**Task:** Copy out all lines of the records in which the word "will" appears.

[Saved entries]
+===+
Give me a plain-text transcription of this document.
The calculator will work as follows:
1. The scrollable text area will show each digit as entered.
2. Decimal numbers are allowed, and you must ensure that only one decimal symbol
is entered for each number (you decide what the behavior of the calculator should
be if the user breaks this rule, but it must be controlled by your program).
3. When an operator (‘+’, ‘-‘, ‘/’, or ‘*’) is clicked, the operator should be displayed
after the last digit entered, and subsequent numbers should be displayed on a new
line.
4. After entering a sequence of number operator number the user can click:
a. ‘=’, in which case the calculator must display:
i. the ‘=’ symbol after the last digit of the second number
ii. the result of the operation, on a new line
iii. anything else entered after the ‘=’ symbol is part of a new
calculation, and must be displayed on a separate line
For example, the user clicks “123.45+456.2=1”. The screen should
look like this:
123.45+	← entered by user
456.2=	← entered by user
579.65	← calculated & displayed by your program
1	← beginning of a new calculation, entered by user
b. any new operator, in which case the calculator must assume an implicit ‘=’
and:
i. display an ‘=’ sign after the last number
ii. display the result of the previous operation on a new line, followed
+===+
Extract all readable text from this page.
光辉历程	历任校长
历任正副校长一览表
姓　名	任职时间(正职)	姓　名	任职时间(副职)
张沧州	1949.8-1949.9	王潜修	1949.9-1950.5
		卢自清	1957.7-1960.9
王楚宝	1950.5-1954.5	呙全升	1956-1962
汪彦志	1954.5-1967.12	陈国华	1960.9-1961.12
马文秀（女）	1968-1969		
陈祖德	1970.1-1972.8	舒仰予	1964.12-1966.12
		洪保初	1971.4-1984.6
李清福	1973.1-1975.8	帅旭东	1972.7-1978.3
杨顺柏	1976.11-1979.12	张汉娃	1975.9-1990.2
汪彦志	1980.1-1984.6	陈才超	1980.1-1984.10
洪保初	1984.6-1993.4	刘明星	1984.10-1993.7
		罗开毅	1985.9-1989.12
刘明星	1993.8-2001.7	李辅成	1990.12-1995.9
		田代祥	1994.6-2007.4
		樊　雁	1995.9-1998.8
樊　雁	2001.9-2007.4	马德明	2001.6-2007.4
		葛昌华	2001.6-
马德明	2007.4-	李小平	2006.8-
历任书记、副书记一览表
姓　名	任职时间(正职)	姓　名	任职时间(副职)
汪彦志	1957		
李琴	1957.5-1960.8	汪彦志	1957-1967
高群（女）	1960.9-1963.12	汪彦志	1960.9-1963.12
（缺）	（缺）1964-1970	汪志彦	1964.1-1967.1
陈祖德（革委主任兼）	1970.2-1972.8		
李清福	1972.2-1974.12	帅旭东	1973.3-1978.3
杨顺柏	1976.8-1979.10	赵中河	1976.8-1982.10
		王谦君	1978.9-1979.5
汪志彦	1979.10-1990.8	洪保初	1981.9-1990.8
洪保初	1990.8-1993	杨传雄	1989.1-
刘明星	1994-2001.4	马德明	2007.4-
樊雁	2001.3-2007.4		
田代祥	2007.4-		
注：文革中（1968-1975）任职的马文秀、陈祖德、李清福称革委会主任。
+===+
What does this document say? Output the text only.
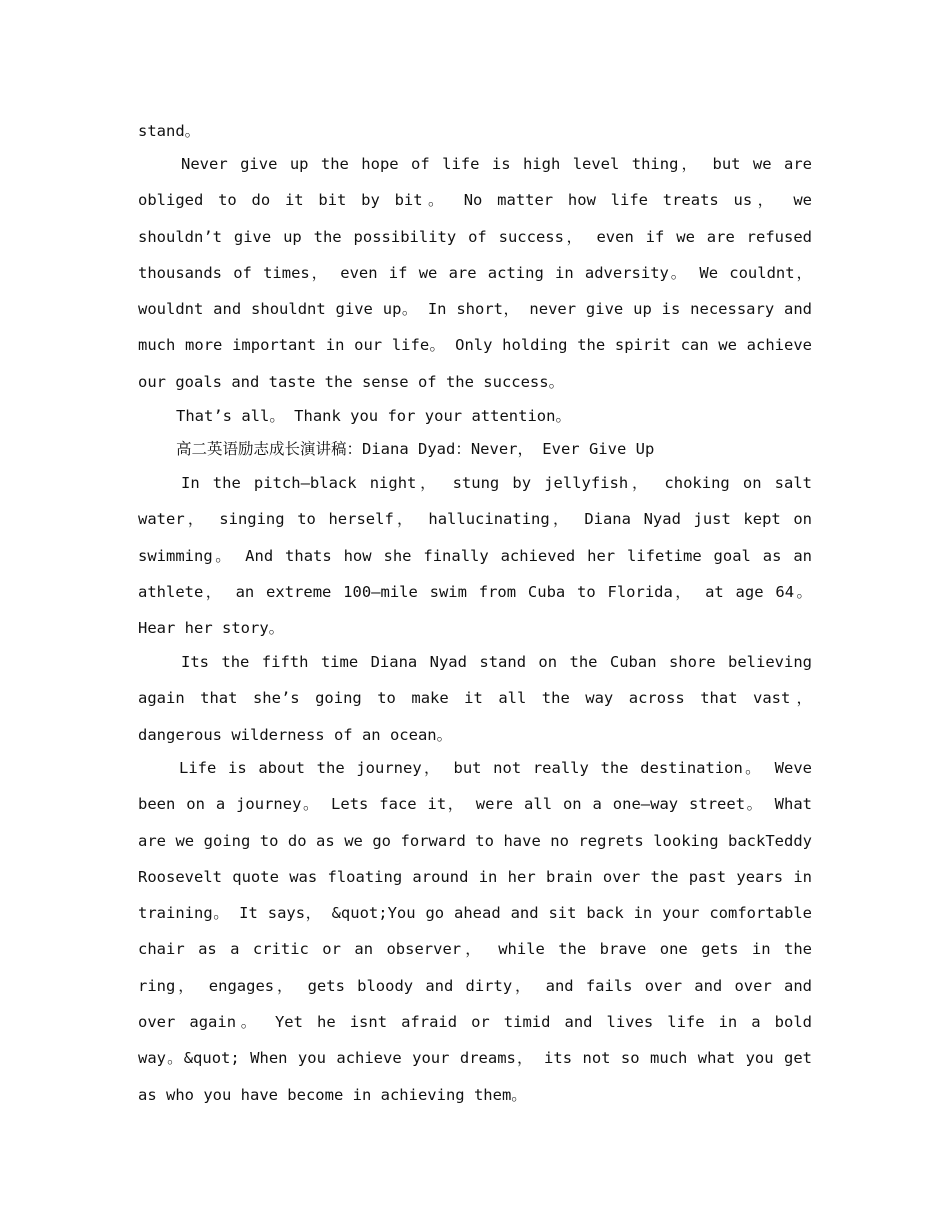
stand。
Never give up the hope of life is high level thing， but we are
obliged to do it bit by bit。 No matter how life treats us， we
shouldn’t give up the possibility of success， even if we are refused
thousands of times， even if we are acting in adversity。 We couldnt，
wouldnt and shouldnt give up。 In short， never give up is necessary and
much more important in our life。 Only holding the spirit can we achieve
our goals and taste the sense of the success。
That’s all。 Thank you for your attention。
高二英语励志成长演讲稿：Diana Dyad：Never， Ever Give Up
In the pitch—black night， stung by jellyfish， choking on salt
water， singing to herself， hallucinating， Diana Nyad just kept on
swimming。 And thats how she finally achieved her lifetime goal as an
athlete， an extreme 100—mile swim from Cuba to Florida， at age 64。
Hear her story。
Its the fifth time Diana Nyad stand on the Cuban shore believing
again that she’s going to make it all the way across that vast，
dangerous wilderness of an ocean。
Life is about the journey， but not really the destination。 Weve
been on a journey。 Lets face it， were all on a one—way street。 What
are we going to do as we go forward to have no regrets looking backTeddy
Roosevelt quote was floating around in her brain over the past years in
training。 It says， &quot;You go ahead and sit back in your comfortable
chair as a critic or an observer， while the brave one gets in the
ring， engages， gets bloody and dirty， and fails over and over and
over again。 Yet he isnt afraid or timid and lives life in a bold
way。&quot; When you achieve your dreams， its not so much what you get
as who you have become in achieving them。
+===+
**The reply:**
The calculator will work as follows:
1. The scrollable text area will show each digit as entered.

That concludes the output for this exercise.